Supplied records:
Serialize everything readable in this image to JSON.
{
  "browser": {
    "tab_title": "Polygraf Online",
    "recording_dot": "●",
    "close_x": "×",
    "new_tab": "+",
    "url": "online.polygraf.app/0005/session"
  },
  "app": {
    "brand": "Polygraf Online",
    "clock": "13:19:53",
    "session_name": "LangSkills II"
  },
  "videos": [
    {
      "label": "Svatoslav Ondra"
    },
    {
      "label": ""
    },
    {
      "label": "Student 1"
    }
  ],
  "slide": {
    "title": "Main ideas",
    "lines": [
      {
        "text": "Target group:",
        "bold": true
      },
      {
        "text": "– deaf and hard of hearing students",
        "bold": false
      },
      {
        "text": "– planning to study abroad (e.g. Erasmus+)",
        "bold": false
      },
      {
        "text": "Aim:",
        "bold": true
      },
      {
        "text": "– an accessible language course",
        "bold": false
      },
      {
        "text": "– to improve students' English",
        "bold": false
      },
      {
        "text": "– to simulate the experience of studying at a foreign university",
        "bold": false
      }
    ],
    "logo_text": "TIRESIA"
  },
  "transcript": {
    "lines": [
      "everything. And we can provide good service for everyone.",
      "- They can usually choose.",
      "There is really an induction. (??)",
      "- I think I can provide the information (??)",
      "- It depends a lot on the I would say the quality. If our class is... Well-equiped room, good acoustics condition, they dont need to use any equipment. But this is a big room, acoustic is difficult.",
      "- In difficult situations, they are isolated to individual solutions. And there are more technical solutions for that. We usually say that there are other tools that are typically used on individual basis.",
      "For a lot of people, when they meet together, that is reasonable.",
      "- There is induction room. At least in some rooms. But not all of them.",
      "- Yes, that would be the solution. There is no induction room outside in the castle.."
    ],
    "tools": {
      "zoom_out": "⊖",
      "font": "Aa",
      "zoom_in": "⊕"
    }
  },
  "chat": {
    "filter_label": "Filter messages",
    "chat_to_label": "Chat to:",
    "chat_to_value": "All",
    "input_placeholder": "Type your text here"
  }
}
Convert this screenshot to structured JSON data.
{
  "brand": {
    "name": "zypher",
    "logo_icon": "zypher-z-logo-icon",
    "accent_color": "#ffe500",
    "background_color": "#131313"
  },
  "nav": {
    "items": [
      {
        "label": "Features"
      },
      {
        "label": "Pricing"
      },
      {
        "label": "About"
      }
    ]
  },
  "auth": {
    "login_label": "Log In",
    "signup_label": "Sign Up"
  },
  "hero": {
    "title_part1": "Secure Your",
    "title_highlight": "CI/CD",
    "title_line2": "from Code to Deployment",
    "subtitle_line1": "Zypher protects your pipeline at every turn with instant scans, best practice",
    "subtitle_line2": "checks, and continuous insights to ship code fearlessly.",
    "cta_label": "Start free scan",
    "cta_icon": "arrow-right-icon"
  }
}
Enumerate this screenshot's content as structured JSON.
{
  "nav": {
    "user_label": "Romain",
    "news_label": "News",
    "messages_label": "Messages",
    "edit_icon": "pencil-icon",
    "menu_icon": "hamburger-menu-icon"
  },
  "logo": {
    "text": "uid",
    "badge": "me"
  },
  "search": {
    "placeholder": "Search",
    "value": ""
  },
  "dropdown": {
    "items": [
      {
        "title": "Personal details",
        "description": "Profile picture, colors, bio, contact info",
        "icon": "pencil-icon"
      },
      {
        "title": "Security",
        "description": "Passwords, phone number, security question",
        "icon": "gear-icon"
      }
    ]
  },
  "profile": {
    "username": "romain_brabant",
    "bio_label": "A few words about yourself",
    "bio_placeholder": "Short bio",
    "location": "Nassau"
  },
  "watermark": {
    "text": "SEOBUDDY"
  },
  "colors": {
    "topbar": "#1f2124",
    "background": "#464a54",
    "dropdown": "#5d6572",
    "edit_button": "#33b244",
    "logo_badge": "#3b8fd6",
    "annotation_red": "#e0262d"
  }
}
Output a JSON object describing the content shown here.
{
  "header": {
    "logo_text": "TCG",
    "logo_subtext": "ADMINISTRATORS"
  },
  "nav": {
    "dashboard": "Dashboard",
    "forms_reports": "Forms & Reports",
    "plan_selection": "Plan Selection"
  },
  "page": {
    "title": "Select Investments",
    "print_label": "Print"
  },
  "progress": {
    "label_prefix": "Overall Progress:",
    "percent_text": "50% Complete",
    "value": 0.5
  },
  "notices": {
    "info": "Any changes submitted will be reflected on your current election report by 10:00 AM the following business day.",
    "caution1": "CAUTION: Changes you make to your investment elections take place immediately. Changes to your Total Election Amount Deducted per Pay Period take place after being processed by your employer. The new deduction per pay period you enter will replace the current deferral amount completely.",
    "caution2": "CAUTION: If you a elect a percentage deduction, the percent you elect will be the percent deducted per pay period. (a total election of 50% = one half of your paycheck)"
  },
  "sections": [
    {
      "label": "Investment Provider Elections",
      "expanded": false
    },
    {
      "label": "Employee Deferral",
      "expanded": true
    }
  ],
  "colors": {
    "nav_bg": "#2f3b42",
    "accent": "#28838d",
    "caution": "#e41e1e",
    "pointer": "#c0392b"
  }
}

Your task: Copy out every line of the material above that mentions the word "content".

Solution to the exercise:
Enumerate this screenshot's content as structured JSON.
Output a JSON object describing the content shown here.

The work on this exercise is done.